* **What you have to do**:
Update the data from the line holding "List UI elements" through the line holding "component-label: component — [307, 169, 494, 208]", inclusive, by changing "connection-arrow" to "link-arrow" and leaving everything else unchanged. Return only those lines.
Extracted material start
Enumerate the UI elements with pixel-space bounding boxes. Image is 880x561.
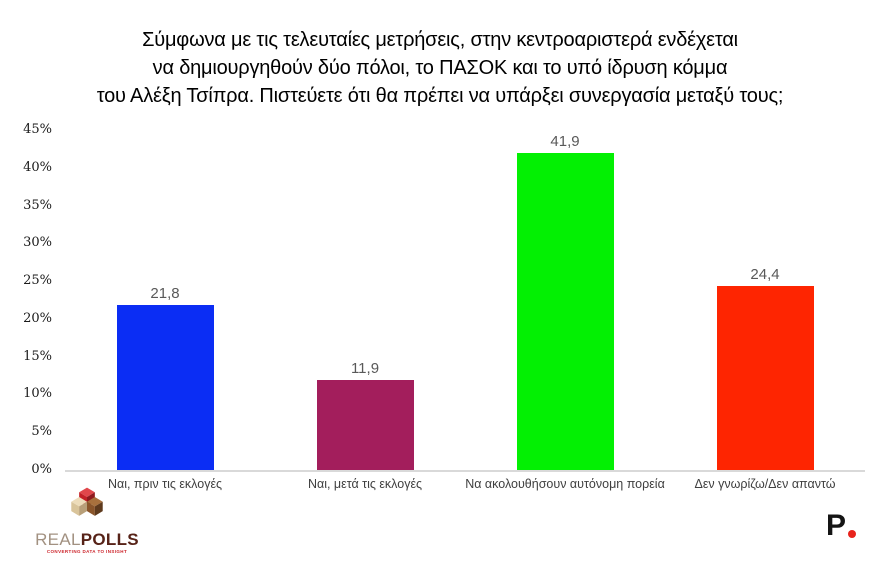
Extracted material end
Extracted material start
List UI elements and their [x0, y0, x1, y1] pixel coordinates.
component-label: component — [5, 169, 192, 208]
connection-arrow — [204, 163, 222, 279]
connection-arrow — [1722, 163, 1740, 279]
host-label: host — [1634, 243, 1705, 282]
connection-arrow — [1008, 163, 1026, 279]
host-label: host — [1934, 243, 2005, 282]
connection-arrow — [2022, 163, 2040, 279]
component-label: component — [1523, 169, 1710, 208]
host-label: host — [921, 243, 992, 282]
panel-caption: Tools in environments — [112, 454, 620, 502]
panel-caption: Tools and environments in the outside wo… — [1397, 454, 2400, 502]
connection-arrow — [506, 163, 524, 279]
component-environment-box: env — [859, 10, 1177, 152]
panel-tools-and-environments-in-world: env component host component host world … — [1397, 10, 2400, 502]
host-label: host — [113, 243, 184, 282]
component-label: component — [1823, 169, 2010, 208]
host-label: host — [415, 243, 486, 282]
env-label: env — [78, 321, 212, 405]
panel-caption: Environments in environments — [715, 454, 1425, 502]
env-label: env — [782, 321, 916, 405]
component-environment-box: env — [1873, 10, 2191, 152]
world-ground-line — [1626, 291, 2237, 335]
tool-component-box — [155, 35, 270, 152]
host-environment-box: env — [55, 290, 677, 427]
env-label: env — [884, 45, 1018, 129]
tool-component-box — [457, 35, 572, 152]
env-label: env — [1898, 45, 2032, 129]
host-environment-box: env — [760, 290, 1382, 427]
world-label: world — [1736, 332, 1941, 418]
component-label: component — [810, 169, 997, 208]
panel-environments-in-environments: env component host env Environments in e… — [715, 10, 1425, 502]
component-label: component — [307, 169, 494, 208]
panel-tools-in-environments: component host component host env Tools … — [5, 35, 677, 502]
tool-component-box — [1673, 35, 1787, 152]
Extracted material end
* **Task result**:
List UI elements and their [x0, y0, x1, y1] pixel coordinates.
component-label: component — [5, 169, 192, 208]
link-arrow — [204, 163, 222, 279]
link-arrow — [1722, 163, 1740, 279]
host-label: host — [1634, 243, 1705, 282]
link-arrow — [1008, 163, 1026, 279]
host-label: host — [1934, 243, 2005, 282]
link-arrow — [2022, 163, 2040, 279]
component-label: component — [1523, 169, 1710, 208]
host-label: host — [921, 243, 992, 282]
panel-caption: Tools in environments — [112, 454, 620, 502]
panel-caption: Tools and environments in the outside wo… — [1397, 454, 2400, 502]
link-arrow — [506, 163, 524, 279]
component-environment-box: env — [859, 10, 1177, 152]
panel-tools-and-environments-in-world: env component host component host world … — [1397, 10, 2400, 502]
host-label: host — [113, 243, 184, 282]
component-label: component — [1823, 169, 2010, 208]
host-label: host — [415, 243, 486, 282]
env-label: env — [78, 321, 212, 405]
panel-caption: Environments in environments — [715, 454, 1425, 502]
env-label: env — [782, 321, 916, 405]
component-environment-box: env — [1873, 10, 2191, 152]
world-ground-line — [1626, 291, 2237, 335]
tool-component-box — [155, 35, 270, 152]
host-environment-box: env — [55, 290, 677, 427]
env-label: env — [884, 45, 1018, 129]
tool-component-box — [457, 35, 572, 152]
env-label: env — [1898, 45, 2032, 129]
host-environment-box: env — [760, 290, 1382, 427]
world-label: world — [1736, 332, 1941, 418]
component-label: component — [810, 169, 997, 208]
panel-environments-in-environments: env component host env Environments in e… — [715, 10, 1425, 502]
component-label: component — [307, 169, 494, 208]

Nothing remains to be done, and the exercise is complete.